Goal: Pull out every line with the word "JSON".

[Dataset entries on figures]
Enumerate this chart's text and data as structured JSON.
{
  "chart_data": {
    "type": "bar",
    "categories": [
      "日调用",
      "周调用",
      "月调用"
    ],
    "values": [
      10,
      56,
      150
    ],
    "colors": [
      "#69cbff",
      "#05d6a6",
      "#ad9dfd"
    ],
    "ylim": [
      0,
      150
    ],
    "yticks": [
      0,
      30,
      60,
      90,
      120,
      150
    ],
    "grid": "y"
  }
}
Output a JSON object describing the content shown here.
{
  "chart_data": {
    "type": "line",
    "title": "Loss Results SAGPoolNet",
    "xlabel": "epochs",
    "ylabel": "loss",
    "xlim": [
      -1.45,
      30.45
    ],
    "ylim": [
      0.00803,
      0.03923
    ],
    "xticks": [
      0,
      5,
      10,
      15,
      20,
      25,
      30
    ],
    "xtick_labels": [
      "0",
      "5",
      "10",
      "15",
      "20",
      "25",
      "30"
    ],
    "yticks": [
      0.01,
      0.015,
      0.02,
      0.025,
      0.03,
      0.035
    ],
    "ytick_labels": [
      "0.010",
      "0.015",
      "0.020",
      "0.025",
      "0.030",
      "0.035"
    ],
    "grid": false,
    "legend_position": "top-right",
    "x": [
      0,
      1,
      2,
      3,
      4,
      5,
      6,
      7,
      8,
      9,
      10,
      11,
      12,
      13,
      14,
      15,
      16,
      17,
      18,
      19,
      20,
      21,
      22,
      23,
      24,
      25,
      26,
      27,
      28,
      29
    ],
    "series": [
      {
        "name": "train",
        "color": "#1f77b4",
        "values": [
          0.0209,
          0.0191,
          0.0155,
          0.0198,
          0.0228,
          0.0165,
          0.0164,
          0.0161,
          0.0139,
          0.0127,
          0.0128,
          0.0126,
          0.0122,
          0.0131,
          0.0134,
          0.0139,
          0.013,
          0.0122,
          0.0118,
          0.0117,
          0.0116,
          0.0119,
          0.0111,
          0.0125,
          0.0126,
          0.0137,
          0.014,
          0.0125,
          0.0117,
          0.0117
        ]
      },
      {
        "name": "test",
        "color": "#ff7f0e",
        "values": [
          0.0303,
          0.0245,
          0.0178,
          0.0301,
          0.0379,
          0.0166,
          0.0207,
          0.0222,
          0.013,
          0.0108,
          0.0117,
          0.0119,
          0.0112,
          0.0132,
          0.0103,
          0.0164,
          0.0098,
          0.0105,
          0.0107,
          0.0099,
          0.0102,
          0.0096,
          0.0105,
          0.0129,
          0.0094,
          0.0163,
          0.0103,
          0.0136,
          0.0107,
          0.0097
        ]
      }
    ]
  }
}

Exercise output:
Enumerate this chart's text and data as structured JSON.
Output a JSON object describing the content shown here.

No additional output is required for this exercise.